------ 本文抜粋
野口駅(読み)のぐちのえき

日本歴史地名大系 「野口駅」の解説

野口駅
のぐちのえき

現玖珂町の東部に野口という地名が現存する。玖珂盆地の東北端部で、近世にも野口という小名が残り、玖珂本郷七組の一つとして野口組があった。山陽道が安芸国から周防国に入って、最初の駅は石国いわくににあった。この石国駅から岩国川(現錦川)を渡り、御庄みしよう(現岩国市)から柱野はしらの(現岩国市)の谷をさかのぼり、なかの峠・欽明路きんめいじ峠を越えて玖珂平地に下ったところ、そこが古代の野口郷で、駅もそこにあったと思われるが、正確な位置は不明である。

延喜式(兵部省)の「諸国駅伝馬」の山陽道のうちに、「周防国駅馬、石国、野口、周防(中略)各廿疋」とあり、「続日本紀」天平元年(七二九)四月三日条に「為山陽道諸国駅家、充駅起稲五万束」とあるので、天平元年駅は整備したものとみえるが、大同二年(八〇七)には、太政官符をもって、「応減省駅馬参佰肆拾疋事(中略)周防国十駅五十疋(中略)駅別減五疋、以十五疋為定者」(類聚三代格)とあるので、早くも衰退に向かったようにみえる。
------------
------ 提供資料
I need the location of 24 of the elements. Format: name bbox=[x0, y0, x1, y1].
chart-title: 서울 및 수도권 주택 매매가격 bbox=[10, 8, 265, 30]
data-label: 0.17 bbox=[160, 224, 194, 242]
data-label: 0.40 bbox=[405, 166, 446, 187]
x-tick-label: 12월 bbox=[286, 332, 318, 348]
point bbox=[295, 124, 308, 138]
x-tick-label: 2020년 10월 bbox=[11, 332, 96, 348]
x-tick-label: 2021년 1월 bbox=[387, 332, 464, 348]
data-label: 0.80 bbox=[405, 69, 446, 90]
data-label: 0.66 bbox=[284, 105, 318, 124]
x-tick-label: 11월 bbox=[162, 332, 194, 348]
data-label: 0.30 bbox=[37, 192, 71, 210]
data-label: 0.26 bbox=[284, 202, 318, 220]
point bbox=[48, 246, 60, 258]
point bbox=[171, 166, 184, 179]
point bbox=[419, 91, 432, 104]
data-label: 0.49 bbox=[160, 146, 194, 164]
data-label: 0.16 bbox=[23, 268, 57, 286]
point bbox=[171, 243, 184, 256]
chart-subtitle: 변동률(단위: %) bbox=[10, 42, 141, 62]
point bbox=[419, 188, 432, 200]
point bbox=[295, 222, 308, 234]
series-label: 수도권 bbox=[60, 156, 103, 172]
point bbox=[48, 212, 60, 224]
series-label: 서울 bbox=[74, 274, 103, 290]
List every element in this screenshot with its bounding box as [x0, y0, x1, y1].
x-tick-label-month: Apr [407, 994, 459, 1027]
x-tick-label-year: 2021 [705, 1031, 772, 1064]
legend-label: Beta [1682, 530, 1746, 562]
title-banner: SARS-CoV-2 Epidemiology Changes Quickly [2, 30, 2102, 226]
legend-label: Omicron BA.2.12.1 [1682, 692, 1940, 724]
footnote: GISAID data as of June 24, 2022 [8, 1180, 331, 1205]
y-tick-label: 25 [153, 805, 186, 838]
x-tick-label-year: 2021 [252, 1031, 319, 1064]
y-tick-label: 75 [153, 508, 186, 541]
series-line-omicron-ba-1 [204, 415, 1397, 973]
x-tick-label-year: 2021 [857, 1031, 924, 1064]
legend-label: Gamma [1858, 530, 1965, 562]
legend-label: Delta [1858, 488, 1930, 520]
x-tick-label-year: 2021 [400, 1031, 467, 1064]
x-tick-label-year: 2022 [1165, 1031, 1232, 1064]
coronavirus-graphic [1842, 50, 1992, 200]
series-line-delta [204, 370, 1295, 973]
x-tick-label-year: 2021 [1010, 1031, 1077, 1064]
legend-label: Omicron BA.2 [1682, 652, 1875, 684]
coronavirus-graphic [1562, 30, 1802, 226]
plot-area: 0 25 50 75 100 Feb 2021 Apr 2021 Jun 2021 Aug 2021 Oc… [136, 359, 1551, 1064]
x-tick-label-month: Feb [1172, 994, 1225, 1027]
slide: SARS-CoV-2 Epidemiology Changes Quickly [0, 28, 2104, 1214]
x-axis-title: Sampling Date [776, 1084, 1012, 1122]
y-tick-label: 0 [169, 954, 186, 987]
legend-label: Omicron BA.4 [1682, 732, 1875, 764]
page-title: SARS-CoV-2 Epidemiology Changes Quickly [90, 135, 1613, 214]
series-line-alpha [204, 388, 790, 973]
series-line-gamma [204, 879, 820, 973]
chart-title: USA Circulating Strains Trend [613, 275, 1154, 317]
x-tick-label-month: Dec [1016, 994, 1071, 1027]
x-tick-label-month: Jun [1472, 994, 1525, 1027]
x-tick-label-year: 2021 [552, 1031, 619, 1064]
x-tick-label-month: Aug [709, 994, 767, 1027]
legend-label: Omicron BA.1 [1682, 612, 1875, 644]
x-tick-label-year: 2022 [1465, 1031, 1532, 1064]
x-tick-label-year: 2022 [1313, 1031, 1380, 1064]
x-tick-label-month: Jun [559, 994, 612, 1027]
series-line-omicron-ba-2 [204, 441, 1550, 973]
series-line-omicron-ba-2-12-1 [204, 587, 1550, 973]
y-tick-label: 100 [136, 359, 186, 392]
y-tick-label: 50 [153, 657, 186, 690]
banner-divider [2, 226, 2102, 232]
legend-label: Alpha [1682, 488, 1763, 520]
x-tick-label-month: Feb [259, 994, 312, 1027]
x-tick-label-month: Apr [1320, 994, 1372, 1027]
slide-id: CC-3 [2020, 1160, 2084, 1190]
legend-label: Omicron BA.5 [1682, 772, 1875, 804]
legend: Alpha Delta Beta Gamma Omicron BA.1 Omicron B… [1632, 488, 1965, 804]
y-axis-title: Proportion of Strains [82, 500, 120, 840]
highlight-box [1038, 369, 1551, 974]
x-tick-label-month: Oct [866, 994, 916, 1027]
------------
● **練習問題**
• a. 野口駅の解説文によると、大同二年の太政官符によって、周防国の駅馬は一駅あたり何疋と定められたか。
• b. 野口駅の解説文を、最後の文の後から引き継いで書き進めよ。

● **解答例**
• a. 一駅あたり十五疋と定められた。

• b.
野口駅
ののくちのえき

古代山陰道の駅。「延喜式」(兵部省)に丹波国駅馬の一としてみえるが、設置・廃止時期とも不明。同書によれば駅馬八疋。所在地は、同書に「大枝」と「小野」の間に記されること、古代船井郡野口郷に設置されたと考えられること、現船井郡園部町と亀岡市の境界線の園部側南大谷みなみおおたにに小字野口があり、野口郷は当地辺りに比定されることなどから、野口駅もその辺りにあったと考えられている。